> **The exercise**
Copy every entry precisely.

> **Exercise material**

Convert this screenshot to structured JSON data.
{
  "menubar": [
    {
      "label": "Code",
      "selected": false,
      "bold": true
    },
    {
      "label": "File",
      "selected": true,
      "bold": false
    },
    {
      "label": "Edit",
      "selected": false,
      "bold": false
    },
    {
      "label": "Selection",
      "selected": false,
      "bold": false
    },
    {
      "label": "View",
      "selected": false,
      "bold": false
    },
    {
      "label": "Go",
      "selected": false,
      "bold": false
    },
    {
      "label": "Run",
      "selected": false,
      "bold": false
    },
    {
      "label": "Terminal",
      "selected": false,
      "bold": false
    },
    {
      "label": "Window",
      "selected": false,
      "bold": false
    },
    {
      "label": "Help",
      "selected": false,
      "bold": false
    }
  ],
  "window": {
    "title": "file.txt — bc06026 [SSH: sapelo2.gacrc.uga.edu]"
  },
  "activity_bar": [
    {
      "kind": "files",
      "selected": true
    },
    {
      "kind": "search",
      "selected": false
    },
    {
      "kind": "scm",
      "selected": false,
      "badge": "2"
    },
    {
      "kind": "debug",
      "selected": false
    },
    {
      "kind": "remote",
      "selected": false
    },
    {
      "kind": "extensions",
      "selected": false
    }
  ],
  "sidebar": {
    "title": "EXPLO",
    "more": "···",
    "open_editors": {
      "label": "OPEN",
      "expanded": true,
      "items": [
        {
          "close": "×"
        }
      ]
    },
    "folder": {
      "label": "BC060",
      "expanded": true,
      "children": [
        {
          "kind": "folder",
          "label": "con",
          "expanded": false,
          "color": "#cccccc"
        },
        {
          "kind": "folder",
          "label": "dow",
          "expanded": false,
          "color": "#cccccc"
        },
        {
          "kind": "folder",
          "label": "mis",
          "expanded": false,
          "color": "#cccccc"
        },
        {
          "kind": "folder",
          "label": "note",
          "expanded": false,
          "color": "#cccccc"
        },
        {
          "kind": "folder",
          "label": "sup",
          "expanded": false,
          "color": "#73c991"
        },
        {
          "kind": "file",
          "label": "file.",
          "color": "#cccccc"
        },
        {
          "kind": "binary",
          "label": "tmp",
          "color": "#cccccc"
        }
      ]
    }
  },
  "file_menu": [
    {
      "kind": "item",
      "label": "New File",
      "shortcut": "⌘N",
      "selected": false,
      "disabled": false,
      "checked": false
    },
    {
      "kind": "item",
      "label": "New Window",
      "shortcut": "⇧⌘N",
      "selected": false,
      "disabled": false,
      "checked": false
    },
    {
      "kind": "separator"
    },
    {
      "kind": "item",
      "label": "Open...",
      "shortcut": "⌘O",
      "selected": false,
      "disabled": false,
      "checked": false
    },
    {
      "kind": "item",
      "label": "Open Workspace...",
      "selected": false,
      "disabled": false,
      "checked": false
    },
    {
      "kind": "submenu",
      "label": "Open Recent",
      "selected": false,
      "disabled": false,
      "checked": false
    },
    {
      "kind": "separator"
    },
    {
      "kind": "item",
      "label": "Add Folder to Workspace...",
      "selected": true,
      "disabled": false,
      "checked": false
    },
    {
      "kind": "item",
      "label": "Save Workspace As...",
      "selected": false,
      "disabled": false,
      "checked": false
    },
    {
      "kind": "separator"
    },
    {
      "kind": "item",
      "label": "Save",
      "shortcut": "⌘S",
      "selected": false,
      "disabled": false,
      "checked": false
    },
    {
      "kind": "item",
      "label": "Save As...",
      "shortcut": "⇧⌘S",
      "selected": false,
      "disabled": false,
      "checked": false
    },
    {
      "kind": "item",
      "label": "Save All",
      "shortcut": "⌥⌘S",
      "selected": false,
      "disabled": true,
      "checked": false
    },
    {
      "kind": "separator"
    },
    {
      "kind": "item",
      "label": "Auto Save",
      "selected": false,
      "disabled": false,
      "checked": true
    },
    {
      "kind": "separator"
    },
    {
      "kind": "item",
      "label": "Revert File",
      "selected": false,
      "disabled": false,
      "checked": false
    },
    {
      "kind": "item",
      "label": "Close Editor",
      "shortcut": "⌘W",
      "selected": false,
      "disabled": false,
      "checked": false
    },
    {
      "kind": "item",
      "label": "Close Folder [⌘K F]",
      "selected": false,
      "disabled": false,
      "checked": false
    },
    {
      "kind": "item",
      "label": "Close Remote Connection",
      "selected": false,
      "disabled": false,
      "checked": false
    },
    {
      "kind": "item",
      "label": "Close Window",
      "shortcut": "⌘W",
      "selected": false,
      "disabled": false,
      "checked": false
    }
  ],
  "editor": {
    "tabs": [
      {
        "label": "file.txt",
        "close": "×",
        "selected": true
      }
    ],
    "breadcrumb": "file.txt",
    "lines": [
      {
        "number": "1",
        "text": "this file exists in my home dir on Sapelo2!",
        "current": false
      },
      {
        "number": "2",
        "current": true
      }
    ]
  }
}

> **The response**
Convert this screenshot to structured JSON data.
{
  "menubar": [
    {
      "label": "Code",
      "selected": false,
      "bold": true
    },
    {
      "label": "File",
      "selected": true,
      "bold": false
    },
    {
      "label": "Edit",
      "selected": false,
      "bold": false
    },
    {
      "label": "Selection",
      "selected": false,
      "bold": false
    },
    {
      "label": "View",
      "selected": false,
      "bold": false
    },
    {
      "label": "Go",
      "selected": false,
      "bold": false
    },
    {
      "label": "Run",
      "selected": false,
      "bold": false
    },
    {
      "label": "Terminal",
      "selected": false,
      "bold": false
    },
    {
      "label": "Window",
      "selected": false,
      "bold": false
    },
    {
      "label": "Help",
      "selected": false,
      "bold": false
    }
  ],
  "window": {
    "title": "file.txt — bc06026 [SSH: sapelo2.gacrc.uga.edu]"
  },
  "activity_bar": [
    {
      "kind": "files",
      "selected": true
    },
    {
      "kind": "search",
      "selected": false
    },
    {
      "kind": "scm",
      "selected": false,
      "badge": "2"
    },
    {
      "kind": "debug",
      "selected": false
    },
    {
      "kind": "remote",
      "selected": false
    },
    {
      "kind": "extensions",
      "selected": false
    }
  ],
  "sidebar": {
    "title": "EXPLO",
    "more": "···",
    "open_editors": {
      "label": "OPEN",
      "expanded": true,
      "items": [
        {
          "close": "×"
        }
      ]
    },
    "folder": {
      "label": "BC060",
      "expanded": true,
      "children": [
        {
          "kind": "folder",
          "label": "con",
          "expanded": false,
          "color": "#cccccc"
        },
        {
          "kind": "folder",
          "label": "dow",
          "expanded": false,
          "color": "#cccccc"
        },
        {
          "kind": "folder",
          "label": "mis",
          "expanded": false,
          "color": "#cccccc"
        },
        {
          "kind": "folder",
          "label": "note",
          "expanded": false,
          "color": "#cccccc"
        },
        {
          "kind": "folder",
          "label": "sup",
          "expanded": false,
          "color": "#73c991"
        },
        {
          "kind": "file",
          "label": "file.",
          "color": "#cccccc"
        },
        {
          "kind": "binary",
          "label": "tmp",
          "color": "#cccccc"
        }
      ]
    }
  },
  "file_menu": [
    {
      "kind": "item",
      "label": "New File",
      "shortcut": "⌘N",
      "selected": false,
      "disabled": false,
      "checked": false
    },
    {
      "kind": "item",
      "label": "New Window",
      "shortcut": "⇧⌘N",
      "selected": false,
      "disabled": false,
      "checked": false
    },
    {
      "kind": "separator"
    },
    {
      "kind": "item",
      "label": "Open...",
      "shortcut": "⌘O",
      "selected": false,
      "disabled": false,
      "checked": false
    },
    {
      "kind": "item",
      "label": "Open Workspace...",
      "selected": false,
      "disabled": false,
      "checked": false
    },
    {
      "kind": "submenu",
      "label": "Open Recent",
      "selected": false,
      "disabled": false,
      "checked": false
    },
    {
      "kind": "separator"
    },
    {
      "kind": "item",
      "label": "Add Folder to Workspace...",
      "selected": true,
      "disabled": false,
      "checked": false
    },
    {
      "kind": "item",
      "label": "Save Workspace As...",
      "selected": false,
      "disabled": false,
      "checked": false
    },
    {
      "kind": "separator"
    },
    {
      "kind": "item",
      "label": "Save",
      "shortcut": "⌘S",
      "selected": false,
      "disabled": false,
      "checked": false
    },
    {
      "kind": "item",
      "label": "Save As...",
      "shortcut": "⇧⌘S",
      "selected": false,
      "disabled": false,
      "checked": false
    },
    {
      "kind": "item",
      "label": "Save All",
      "shortcut": "⌥⌘S",
      "selected": false,
      "disabled": true,
      "checked": false
    },
    {
      "kind": "separator"
    },
    {
      "kind": "item",
      "label": "Auto Save",
      "selected": false,
      "disabled": false,
      "checked": true
    },
    {
      "kind": "separator"
    },
    {
      "kind": "item",
      "label": "Revert File",
      "selected": false,
      "disabled": false,
      "checked": false
    },
    {
      "kind": "item",
      "label": "Close Editor",
      "shortcut": "⌘W",
      "selected": false,
      "disabled": false,
      "checked": false
    },
    {
      "kind": "item",
      "label": "Close Folder [⌘K F]",
      "selected": false,
      "disabled": false,
      "checked": false
    },
    {
      "kind": "item",
      "label": "Close Remote Connection",
      "selected": false,
      "disabled": false,
      "checked": false
    },
    {
      "kind": "item",
      "label": "Close Window",
      "shortcut": "⌘W",
      "selected": false,
      "disabled": false,
      "checked": false
    }
  ],
  "editor": {
    "tabs": [
      {
        "label": "file.txt",
        "close": "×",
        "selected": true
      }
    ],
    "breadcrumb": "file.txt",
    "lines": [
      {
        "number": "1",
        "text": "this file exists in my home dir on Sapelo2!",
        "current": false
      },
      {
        "number": "2",
        "current": true
      }
    ]
  }
}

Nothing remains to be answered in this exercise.